▸ **Exercise task**: Pull every line holding the string "Bapt" from the records below.

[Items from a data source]
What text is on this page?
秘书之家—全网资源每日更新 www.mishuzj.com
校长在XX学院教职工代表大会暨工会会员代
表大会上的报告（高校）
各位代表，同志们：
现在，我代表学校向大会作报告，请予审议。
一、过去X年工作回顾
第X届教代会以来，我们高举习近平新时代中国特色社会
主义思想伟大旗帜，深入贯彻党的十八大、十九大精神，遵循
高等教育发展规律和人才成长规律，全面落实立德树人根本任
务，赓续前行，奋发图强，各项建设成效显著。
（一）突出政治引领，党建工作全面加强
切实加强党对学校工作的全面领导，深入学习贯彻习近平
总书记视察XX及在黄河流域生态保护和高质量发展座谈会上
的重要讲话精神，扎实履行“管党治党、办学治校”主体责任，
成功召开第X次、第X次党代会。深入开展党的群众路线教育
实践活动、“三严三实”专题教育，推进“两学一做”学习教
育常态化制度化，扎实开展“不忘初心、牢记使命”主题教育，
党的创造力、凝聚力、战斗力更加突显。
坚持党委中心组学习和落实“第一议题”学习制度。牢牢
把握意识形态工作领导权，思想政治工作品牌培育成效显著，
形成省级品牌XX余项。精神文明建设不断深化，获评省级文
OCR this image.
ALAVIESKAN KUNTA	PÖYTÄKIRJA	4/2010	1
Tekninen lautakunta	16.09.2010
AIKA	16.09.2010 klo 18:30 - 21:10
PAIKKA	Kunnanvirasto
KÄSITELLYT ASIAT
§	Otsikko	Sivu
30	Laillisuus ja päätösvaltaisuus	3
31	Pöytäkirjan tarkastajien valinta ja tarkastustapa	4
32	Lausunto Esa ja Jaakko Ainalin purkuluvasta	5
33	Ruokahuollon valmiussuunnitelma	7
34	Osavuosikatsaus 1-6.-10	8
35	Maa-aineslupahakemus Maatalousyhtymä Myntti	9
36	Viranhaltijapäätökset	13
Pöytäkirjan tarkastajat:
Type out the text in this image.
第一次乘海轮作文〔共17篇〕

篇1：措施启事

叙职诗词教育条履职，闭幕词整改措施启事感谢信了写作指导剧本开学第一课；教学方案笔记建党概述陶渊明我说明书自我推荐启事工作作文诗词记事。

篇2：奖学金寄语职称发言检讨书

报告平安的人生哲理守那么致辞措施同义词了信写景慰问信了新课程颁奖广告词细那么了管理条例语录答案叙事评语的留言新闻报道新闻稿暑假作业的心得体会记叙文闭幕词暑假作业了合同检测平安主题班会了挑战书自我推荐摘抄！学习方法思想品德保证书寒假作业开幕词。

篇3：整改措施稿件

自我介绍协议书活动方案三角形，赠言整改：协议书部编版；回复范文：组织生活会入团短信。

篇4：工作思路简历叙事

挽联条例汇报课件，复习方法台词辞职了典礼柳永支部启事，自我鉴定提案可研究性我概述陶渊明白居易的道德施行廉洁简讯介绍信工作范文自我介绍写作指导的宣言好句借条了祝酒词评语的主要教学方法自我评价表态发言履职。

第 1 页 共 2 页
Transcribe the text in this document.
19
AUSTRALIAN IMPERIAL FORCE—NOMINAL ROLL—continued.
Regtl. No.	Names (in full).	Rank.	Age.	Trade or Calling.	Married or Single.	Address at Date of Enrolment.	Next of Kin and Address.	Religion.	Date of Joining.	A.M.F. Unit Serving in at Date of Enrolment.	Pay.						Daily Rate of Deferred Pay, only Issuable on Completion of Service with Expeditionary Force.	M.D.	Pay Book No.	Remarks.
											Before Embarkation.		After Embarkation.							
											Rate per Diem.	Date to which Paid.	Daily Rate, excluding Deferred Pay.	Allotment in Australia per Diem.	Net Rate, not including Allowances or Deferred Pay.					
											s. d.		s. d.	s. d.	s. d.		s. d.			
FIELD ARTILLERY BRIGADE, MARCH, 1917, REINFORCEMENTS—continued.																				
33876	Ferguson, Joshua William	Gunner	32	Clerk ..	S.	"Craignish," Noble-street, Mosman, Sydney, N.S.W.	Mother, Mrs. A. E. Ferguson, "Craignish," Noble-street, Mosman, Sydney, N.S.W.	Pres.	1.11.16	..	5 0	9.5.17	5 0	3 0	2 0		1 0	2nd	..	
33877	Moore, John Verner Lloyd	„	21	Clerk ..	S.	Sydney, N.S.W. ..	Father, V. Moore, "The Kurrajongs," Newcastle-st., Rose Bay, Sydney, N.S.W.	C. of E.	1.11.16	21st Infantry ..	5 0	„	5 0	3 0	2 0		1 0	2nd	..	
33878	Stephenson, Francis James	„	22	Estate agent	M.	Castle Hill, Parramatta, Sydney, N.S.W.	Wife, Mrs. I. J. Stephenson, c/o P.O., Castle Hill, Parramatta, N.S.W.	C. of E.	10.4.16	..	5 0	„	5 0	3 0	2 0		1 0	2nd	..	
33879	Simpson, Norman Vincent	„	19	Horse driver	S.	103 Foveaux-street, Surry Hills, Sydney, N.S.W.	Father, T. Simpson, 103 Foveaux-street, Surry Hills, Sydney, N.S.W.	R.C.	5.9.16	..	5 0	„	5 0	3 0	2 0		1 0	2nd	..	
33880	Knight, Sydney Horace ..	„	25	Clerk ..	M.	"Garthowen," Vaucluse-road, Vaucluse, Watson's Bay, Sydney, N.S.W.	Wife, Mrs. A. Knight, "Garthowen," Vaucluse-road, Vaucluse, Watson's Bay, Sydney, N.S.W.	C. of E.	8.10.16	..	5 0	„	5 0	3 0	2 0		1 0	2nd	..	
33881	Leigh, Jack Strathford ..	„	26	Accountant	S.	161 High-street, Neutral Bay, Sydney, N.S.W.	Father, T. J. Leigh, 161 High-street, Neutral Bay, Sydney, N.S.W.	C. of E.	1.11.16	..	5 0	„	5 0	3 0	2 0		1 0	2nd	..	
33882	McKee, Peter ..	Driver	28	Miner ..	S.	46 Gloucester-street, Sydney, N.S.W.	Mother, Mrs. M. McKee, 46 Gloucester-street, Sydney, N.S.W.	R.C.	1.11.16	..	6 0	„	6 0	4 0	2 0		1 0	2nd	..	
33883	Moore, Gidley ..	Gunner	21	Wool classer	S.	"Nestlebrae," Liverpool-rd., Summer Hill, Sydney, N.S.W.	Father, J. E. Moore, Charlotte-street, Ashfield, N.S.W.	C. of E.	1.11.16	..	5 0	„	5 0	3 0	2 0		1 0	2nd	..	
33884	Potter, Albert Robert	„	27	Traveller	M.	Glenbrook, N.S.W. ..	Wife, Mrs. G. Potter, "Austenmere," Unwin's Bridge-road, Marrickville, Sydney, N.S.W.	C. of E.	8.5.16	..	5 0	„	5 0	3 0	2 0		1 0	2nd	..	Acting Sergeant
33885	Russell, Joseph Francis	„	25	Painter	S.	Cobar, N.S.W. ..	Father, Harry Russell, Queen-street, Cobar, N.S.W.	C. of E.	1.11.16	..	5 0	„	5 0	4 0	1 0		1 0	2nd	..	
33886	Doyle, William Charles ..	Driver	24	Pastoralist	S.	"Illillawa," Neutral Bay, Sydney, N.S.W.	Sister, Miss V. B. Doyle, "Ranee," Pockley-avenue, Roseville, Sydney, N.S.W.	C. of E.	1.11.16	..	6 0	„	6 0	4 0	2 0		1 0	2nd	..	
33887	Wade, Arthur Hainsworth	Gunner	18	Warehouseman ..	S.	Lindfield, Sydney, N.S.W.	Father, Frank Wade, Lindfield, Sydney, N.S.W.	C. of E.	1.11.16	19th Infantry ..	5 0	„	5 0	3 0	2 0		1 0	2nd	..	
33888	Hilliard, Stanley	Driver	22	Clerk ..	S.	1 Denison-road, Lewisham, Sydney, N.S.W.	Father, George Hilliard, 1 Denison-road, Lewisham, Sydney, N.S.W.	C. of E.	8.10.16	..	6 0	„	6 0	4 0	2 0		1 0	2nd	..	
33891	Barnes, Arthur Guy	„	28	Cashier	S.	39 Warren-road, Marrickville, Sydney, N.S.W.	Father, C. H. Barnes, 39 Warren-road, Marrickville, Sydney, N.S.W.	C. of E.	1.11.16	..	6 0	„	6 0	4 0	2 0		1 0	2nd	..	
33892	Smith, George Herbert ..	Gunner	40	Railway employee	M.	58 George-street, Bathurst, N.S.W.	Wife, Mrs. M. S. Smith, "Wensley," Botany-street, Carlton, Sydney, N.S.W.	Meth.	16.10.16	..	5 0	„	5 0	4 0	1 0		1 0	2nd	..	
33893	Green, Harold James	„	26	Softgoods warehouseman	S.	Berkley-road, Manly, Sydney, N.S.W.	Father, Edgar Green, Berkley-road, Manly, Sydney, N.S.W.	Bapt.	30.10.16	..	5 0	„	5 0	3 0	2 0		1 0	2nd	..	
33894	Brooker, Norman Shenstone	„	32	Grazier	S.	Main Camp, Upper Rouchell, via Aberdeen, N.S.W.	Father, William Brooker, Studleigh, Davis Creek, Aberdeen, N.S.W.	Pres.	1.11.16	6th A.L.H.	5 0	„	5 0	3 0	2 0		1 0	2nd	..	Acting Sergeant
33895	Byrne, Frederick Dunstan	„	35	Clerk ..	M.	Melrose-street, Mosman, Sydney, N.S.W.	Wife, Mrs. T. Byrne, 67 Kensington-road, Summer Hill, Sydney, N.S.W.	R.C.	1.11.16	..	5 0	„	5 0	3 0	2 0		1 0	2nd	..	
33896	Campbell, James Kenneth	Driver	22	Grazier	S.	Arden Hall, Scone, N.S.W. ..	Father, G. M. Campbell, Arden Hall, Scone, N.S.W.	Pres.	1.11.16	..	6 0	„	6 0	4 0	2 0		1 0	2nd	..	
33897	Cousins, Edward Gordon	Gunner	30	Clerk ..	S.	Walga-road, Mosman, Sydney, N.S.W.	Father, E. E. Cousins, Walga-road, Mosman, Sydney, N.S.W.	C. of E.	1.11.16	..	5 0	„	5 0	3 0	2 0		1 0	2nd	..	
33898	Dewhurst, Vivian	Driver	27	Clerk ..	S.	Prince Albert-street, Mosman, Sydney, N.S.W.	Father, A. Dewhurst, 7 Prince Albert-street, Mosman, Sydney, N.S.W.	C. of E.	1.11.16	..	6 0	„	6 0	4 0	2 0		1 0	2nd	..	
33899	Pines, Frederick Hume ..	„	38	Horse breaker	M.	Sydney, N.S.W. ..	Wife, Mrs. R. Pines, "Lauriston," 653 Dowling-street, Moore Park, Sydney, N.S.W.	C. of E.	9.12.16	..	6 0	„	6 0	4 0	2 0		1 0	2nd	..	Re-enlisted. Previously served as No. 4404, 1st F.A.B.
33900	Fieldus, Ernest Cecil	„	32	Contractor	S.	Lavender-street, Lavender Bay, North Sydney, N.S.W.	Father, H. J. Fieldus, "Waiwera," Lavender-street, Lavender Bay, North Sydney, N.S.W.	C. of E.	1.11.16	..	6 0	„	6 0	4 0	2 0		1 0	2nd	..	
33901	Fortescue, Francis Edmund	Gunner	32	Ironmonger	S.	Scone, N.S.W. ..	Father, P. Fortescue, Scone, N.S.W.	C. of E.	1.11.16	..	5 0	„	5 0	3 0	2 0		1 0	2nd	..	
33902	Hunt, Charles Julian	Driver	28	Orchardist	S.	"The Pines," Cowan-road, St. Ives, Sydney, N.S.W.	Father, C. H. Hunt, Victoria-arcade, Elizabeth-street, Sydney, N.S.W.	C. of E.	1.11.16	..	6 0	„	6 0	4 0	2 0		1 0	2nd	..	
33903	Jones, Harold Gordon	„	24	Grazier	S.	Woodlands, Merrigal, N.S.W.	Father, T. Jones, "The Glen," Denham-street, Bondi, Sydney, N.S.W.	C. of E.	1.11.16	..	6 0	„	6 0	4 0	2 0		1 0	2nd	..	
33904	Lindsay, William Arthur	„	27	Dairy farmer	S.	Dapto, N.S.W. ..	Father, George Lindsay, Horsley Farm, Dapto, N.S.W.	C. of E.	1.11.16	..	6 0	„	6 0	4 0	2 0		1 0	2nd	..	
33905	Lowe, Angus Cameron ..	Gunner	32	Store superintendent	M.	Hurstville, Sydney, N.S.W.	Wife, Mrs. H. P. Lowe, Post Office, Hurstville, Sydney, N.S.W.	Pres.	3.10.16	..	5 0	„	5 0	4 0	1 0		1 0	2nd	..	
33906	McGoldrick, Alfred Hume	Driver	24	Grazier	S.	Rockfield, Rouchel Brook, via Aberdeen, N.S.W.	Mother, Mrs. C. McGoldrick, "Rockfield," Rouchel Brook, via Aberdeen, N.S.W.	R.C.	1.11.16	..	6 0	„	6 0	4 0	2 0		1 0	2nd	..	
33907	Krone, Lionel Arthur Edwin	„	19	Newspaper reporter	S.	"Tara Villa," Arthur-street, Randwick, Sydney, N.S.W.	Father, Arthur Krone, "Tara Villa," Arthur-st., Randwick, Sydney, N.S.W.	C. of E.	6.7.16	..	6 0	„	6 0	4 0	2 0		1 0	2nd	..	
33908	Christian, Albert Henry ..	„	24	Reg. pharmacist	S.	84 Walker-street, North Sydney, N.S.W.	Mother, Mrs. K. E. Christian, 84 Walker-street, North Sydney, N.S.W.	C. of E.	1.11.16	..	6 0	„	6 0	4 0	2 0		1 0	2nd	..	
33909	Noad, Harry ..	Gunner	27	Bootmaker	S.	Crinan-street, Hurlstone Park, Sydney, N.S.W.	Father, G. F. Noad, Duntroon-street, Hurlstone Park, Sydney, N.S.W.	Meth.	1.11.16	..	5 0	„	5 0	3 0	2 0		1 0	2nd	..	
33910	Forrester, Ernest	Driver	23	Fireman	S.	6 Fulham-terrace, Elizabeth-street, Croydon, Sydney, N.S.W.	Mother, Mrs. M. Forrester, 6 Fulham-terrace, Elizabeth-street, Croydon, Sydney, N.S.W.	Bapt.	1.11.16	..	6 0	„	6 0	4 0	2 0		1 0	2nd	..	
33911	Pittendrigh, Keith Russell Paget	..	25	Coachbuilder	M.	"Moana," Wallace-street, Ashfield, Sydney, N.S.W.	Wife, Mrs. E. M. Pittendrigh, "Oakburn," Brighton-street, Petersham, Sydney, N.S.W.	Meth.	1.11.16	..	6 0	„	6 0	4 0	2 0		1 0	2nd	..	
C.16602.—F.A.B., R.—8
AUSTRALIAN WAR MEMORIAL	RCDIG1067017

▸ **Right answer**:
33893	Green, Harold James	„	26	Softgoods warehouseman	S.	Berkley-road, Manly, Sydney, N.S.W.	Father, Edgar Green, Berkley-road, Manly, Sydney, N.S.W.	Bapt.	30.10.16	..	5 0	„	5 0	3 0	2 0		1 0	2nd	..	
33910	Forrester, Ernest	Driver	23	Fireman	S.	6 Fulham-terrace, Elizabeth-street, Croydon, Sydney, N.S.W.	Mother, Mrs. M. Forrester, 6 Fulham-terrace, Elizabeth-street, Croydon, Sydney, N.S.W.	Bapt.	1.11.16	..	6 0	„	6 0	4 0	2 0		1 0	2nd	..	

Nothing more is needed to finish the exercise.